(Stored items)
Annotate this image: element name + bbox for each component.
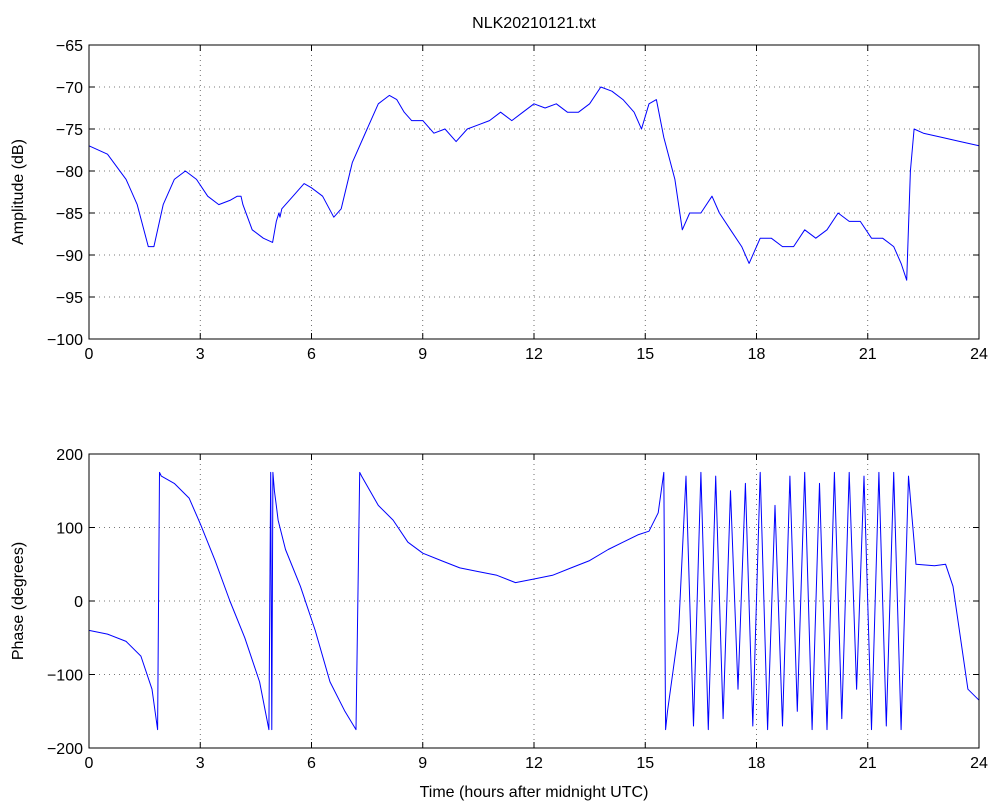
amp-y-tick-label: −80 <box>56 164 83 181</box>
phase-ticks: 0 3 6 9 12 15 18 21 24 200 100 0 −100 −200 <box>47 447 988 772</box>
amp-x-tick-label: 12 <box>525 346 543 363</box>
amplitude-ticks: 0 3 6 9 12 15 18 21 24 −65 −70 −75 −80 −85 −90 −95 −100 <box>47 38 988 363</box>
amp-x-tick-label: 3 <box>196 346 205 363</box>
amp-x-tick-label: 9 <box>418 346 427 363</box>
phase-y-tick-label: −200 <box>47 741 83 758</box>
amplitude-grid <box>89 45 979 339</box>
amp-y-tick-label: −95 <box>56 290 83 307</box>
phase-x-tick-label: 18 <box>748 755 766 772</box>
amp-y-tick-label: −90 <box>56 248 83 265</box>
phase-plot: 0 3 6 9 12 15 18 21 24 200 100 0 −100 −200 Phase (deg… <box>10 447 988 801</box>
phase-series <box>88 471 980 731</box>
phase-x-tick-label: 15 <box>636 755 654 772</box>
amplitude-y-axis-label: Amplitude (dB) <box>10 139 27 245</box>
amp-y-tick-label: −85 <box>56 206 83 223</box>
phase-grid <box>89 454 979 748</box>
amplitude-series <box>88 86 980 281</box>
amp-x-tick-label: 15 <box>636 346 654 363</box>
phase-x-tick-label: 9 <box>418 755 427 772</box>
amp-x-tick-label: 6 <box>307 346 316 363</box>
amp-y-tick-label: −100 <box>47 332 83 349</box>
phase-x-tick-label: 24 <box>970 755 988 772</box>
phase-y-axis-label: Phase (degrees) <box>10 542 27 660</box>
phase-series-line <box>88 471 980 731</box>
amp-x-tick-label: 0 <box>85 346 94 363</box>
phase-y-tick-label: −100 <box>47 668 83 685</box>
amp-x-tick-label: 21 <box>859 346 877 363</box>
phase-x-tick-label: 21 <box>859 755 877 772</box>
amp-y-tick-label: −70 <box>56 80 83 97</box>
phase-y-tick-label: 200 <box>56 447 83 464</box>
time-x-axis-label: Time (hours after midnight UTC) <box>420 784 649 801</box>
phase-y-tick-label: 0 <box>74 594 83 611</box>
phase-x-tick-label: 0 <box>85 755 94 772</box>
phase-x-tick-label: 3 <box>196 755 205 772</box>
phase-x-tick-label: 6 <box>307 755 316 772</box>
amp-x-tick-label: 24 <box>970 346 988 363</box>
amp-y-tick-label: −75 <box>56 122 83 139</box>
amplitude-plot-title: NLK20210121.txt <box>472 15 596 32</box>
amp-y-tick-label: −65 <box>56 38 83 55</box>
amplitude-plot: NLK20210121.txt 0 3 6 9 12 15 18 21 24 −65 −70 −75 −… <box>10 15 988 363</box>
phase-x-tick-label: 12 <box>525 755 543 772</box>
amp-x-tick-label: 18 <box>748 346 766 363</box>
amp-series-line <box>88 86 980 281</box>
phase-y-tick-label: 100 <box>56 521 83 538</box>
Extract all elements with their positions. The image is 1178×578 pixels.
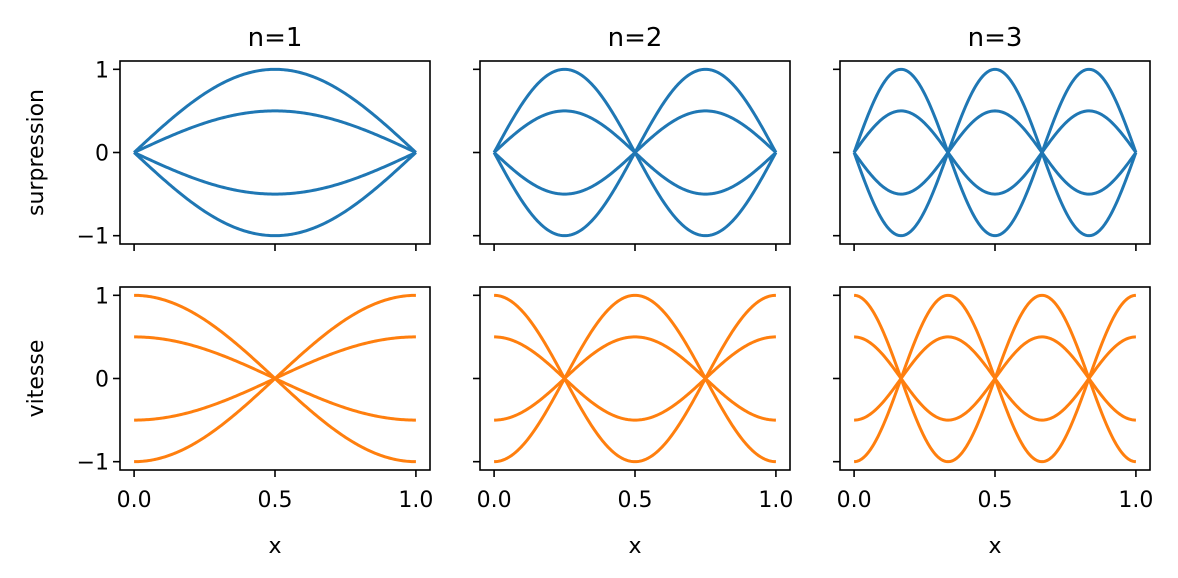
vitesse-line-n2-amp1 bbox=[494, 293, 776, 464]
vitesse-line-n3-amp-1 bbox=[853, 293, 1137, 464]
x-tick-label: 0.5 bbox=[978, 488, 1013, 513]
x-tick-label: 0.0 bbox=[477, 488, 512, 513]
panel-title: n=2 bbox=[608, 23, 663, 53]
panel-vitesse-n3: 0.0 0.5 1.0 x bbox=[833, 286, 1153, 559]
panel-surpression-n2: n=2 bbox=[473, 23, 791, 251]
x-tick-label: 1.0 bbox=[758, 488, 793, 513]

▸ **Problem requirements**: Pick out every row above that contains the string "panel", and copy each one in full. Case counts.

▸ **Full output**:
panel-title: n=2 bbox=[608, 23, 663, 53]
panel-vitesse-n3: 0.0 0.5 1.0 x bbox=[833, 286, 1153, 559]
panel-surpression-n2: n=2 bbox=[473, 23, 791, 251]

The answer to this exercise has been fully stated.